WHAT TO DO:
Restate the records below word for word, and omit the images they hold.

Data records:
════════════════

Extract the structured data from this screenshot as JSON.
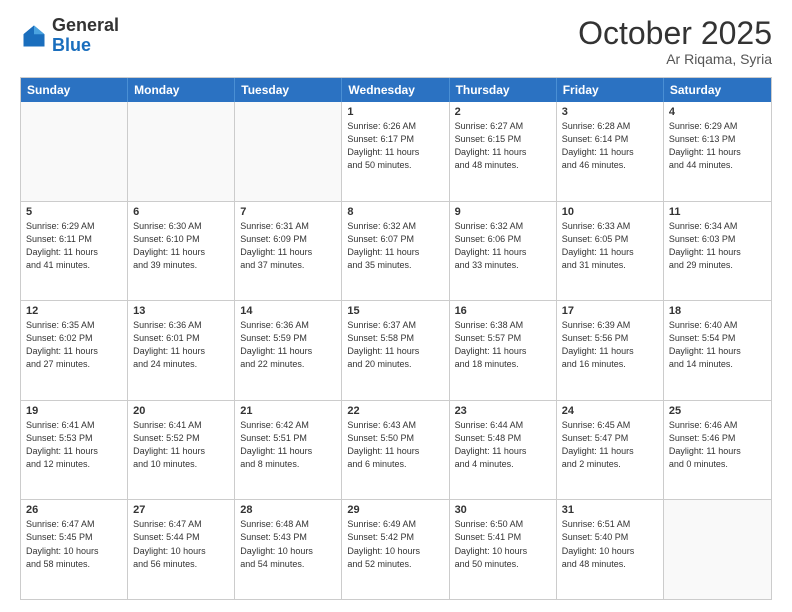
{
  "header": {
    "logo_general": "General",
    "logo_blue": "Blue",
    "month_title": "October 2025",
    "location": "Ar Riqama, Syria"
  },
  "days_of_week": [
    "Sunday",
    "Monday",
    "Tuesday",
    "Wednesday",
    "Thursday",
    "Friday",
    "Saturday"
  ],
  "weeks": [
    [
      {
        "day": "",
        "info": ""
      },
      {
        "day": "",
        "info": ""
      },
      {
        "day": "",
        "info": ""
      },
      {
        "day": "1",
        "info": "Sunrise: 6:26 AM\nSunset: 6:17 PM\nDaylight: 11 hours\nand 50 minutes."
      },
      {
        "day": "2",
        "info": "Sunrise: 6:27 AM\nSunset: 6:15 PM\nDaylight: 11 hours\nand 48 minutes."
      },
      {
        "day": "3",
        "info": "Sunrise: 6:28 AM\nSunset: 6:14 PM\nDaylight: 11 hours\nand 46 minutes."
      },
      {
        "day": "4",
        "info": "Sunrise: 6:29 AM\nSunset: 6:13 PM\nDaylight: 11 hours\nand 44 minutes."
      }
    ],
    [
      {
        "day": "5",
        "info": "Sunrise: 6:29 AM\nSunset: 6:11 PM\nDaylight: 11 hours\nand 41 minutes."
      },
      {
        "day": "6",
        "info": "Sunrise: 6:30 AM\nSunset: 6:10 PM\nDaylight: 11 hours\nand 39 minutes."
      },
      {
        "day": "7",
        "info": "Sunrise: 6:31 AM\nSunset: 6:09 PM\nDaylight: 11 hours\nand 37 minutes."
      },
      {
        "day": "8",
        "info": "Sunrise: 6:32 AM\nSunset: 6:07 PM\nDaylight: 11 hours\nand 35 minutes."
      },
      {
        "day": "9",
        "info": "Sunrise: 6:32 AM\nSunset: 6:06 PM\nDaylight: 11 hours\nand 33 minutes."
      },
      {
        "day": "10",
        "info": "Sunrise: 6:33 AM\nSunset: 6:05 PM\nDaylight: 11 hours\nand 31 minutes."
      },
      {
        "day": "11",
        "info": "Sunrise: 6:34 AM\nSunset: 6:03 PM\nDaylight: 11 hours\nand 29 minutes."
      }
    ],
    [
      {
        "day": "12",
        "info": "Sunrise: 6:35 AM\nSunset: 6:02 PM\nDaylight: 11 hours\nand 27 minutes."
      },
      {
        "day": "13",
        "info": "Sunrise: 6:36 AM\nSunset: 6:01 PM\nDaylight: 11 hours\nand 24 minutes."
      },
      {
        "day": "14",
        "info": "Sunrise: 6:36 AM\nSunset: 5:59 PM\nDaylight: 11 hours\nand 22 minutes."
      },
      {
        "day": "15",
        "info": "Sunrise: 6:37 AM\nSunset: 5:58 PM\nDaylight: 11 hours\nand 20 minutes."
      },
      {
        "day": "16",
        "info": "Sunrise: 6:38 AM\nSunset: 5:57 PM\nDaylight: 11 hours\nand 18 minutes."
      },
      {
        "day": "17",
        "info": "Sunrise: 6:39 AM\nSunset: 5:56 PM\nDaylight: 11 hours\nand 16 minutes."
      },
      {
        "day": "18",
        "info": "Sunrise: 6:40 AM\nSunset: 5:54 PM\nDaylight: 11 hours\nand 14 minutes."
      }
    ],
    [
      {
        "day": "19",
        "info": "Sunrise: 6:41 AM\nSunset: 5:53 PM\nDaylight: 11 hours\nand 12 minutes."
      },
      {
        "day": "20",
        "info": "Sunrise: 6:41 AM\nSunset: 5:52 PM\nDaylight: 11 hours\nand 10 minutes."
      },
      {
        "day": "21",
        "info": "Sunrise: 6:42 AM\nSunset: 5:51 PM\nDaylight: 11 hours\nand 8 minutes."
      },
      {
        "day": "22",
        "info": "Sunrise: 6:43 AM\nSunset: 5:50 PM\nDaylight: 11 hours\nand 6 minutes."
      },
      {
        "day": "23",
        "info": "Sunrise: 6:44 AM\nSunset: 5:48 PM\nDaylight: 11 hours\nand 4 minutes."
      },
      {
        "day": "24",
        "info": "Sunrise: 6:45 AM\nSunset: 5:47 PM\nDaylight: 11 hours\nand 2 minutes."
      },
      {
        "day": "25",
        "info": "Sunrise: 6:46 AM\nSunset: 5:46 PM\nDaylight: 11 hours\nand 0 minutes."
      }
    ],
    [
      {
        "day": "26",
        "info": "Sunrise: 6:47 AM\nSunset: 5:45 PM\nDaylight: 10 hours\nand 58 minutes."
      },
      {
        "day": "27",
        "info": "Sunrise: 6:47 AM\nSunset: 5:44 PM\nDaylight: 10 hours\nand 56 minutes."
      },
      {
        "day": "28",
        "info": "Sunrise: 6:48 AM\nSunset: 5:43 PM\nDaylight: 10 hours\nand 54 minutes."
      },
      {
        "day": "29",
        "info": "Sunrise: 6:49 AM\nSunset: 5:42 PM\nDaylight: 10 hours\nand 52 minutes."
      },
      {
        "day": "30",
        "info": "Sunrise: 6:50 AM\nSunset: 5:41 PM\nDaylight: 10 hours\nand 50 minutes."
      },
      {
        "day": "31",
        "info": "Sunrise: 6:51 AM\nSunset: 5:40 PM\nDaylight: 10 hours\nand 48 minutes."
      },
      {
        "day": "",
        "info": ""
      }
    ]
  ]
}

════════════════

OUTPUT FOR THIS EXERCISE:
Extract the structured data from this screenshot as JSON.
{
  "header": {
    "logo_general": "General",
    "logo_blue": "Blue",
    "month_title": "October 2025",
    "location": "Ar Riqama, Syria"
  },
  "days_of_week": [
    "Sunday",
    "Monday",
    "Tuesday",
    "Wednesday",
    "Thursday",
    "Friday",
    "Saturday"
  ],
  "weeks": [
    [
      {
        "day": "",
        "info": ""
      },
      {
        "day": "",
        "info": ""
      },
      {
        "day": "",
        "info": ""
      },
      {
        "day": "1",
        "info": "Sunrise: 6:26 AM\nSunset: 6:17 PM\nDaylight: 11 hours\nand 50 minutes."
      },
      {
        "day": "2",
        "info": "Sunrise: 6:27 AM\nSunset: 6:15 PM\nDaylight: 11 hours\nand 48 minutes."
      },
      {
        "day": "3",
        "info": "Sunrise: 6:28 AM\nSunset: 6:14 PM\nDaylight: 11 hours\nand 46 minutes."
      },
      {
        "day": "4",
        "info": "Sunrise: 6:29 AM\nSunset: 6:13 PM\nDaylight: 11 hours\nand 44 minutes."
      }
    ],
    [
      {
        "day": "5",
        "info": "Sunrise: 6:29 AM\nSunset: 6:11 PM\nDaylight: 11 hours\nand 41 minutes."
      },
      {
        "day": "6",
        "info": "Sunrise: 6:30 AM\nSunset: 6:10 PM\nDaylight: 11 hours\nand 39 minutes."
      },
      {
        "day": "7",
        "info": "Sunrise: 6:31 AM\nSunset: 6:09 PM\nDaylight: 11 hours\nand 37 minutes."
      },
      {
        "day": "8",
        "info": "Sunrise: 6:32 AM\nSunset: 6:07 PM\nDaylight: 11 hours\nand 35 minutes."
      },
      {
        "day": "9",
        "info": "Sunrise: 6:32 AM\nSunset: 6:06 PM\nDaylight: 11 hours\nand 33 minutes."
      },
      {
        "day": "10",
        "info": "Sunrise: 6:33 AM\nSunset: 6:05 PM\nDaylight: 11 hours\nand 31 minutes."
      },
      {
        "day": "11",
        "info": "Sunrise: 6:34 AM\nSunset: 6:03 PM\nDaylight: 11 hours\nand 29 minutes."
      }
    ],
    [
      {
        "day": "12",
        "info": "Sunrise: 6:35 AM\nSunset: 6:02 PM\nDaylight: 11 hours\nand 27 minutes."
      },
      {
        "day": "13",
        "info": "Sunrise: 6:36 AM\nSunset: 6:01 PM\nDaylight: 11 hours\nand 24 minutes."
      },
      {
        "day": "14",
        "info": "Sunrise: 6:36 AM\nSunset: 5:59 PM\nDaylight: 11 hours\nand 22 minutes."
      },
      {
        "day": "15",
        "info": "Sunrise: 6:37 AM\nSunset: 5:58 PM\nDaylight: 11 hours\nand 20 minutes."
      },
      {
        "day": "16",
        "info": "Sunrise: 6:38 AM\nSunset: 5:57 PM\nDaylight: 11 hours\nand 18 minutes."
      },
      {
        "day": "17",
        "info": "Sunrise: 6:39 AM\nSunset: 5:56 PM\nDaylight: 11 hours\nand 16 minutes."
      },
      {
        "day": "18",
        "info": "Sunrise: 6:40 AM\nSunset: 5:54 PM\nDaylight: 11 hours\nand 14 minutes."
      }
    ],
    [
      {
        "day": "19",
        "info": "Sunrise: 6:41 AM\nSunset: 5:53 PM\nDaylight: 11 hours\nand 12 minutes."
      },
      {
        "day": "20",
        "info": "Sunrise: 6:41 AM\nSunset: 5:52 PM\nDaylight: 11 hours\nand 10 minutes."
      },
      {
        "day": "21",
        "info": "Sunrise: 6:42 AM\nSunset: 5:51 PM\nDaylight: 11 hours\nand 8 minutes."
      },
      {
        "day": "22",
        "info": "Sunrise: 6:43 AM\nSunset: 5:50 PM\nDaylight: 11 hours\nand 6 minutes."
      },
      {
        "day": "23",
        "info": "Sunrise: 6:44 AM\nSunset: 5:48 PM\nDaylight: 11 hours\nand 4 minutes."
      },
      {
        "day": "24",
        "info": "Sunrise: 6:45 AM\nSunset: 5:47 PM\nDaylight: 11 hours\nand 2 minutes."
      },
      {
        "day": "25",
        "info": "Sunrise: 6:46 AM\nSunset: 5:46 PM\nDaylight: 11 hours\nand 0 minutes."
      }
    ],
    [
      {
        "day": "26",
        "info": "Sunrise: 6:47 AM\nSunset: 5:45 PM\nDaylight: 10 hours\nand 58 minutes."
      },
      {
        "day": "27",
        "info": "Sunrise: 6:47 AM\nSunset: 5:44 PM\nDaylight: 10 hours\nand 56 minutes."
      },
      {
        "day": "28",
        "info": "Sunrise: 6:48 AM\nSunset: 5:43 PM\nDaylight: 10 hours\nand 54 minutes."
      },
      {
        "day": "29",
        "info": "Sunrise: 6:49 AM\nSunset: 5:42 PM\nDaylight: 10 hours\nand 52 minutes."
      },
      {
        "day": "30",
        "info": "Sunrise: 6:50 AM\nSunset: 5:41 PM\nDaylight: 10 hours\nand 50 minutes."
      },
      {
        "day": "31",
        "info": "Sunrise: 6:51 AM\nSunset: 5:40 PM\nDaylight: 10 hours\nand 48 minutes."
      },
      {
        "day": "",
        "info": ""
      }
    ]
  ]
}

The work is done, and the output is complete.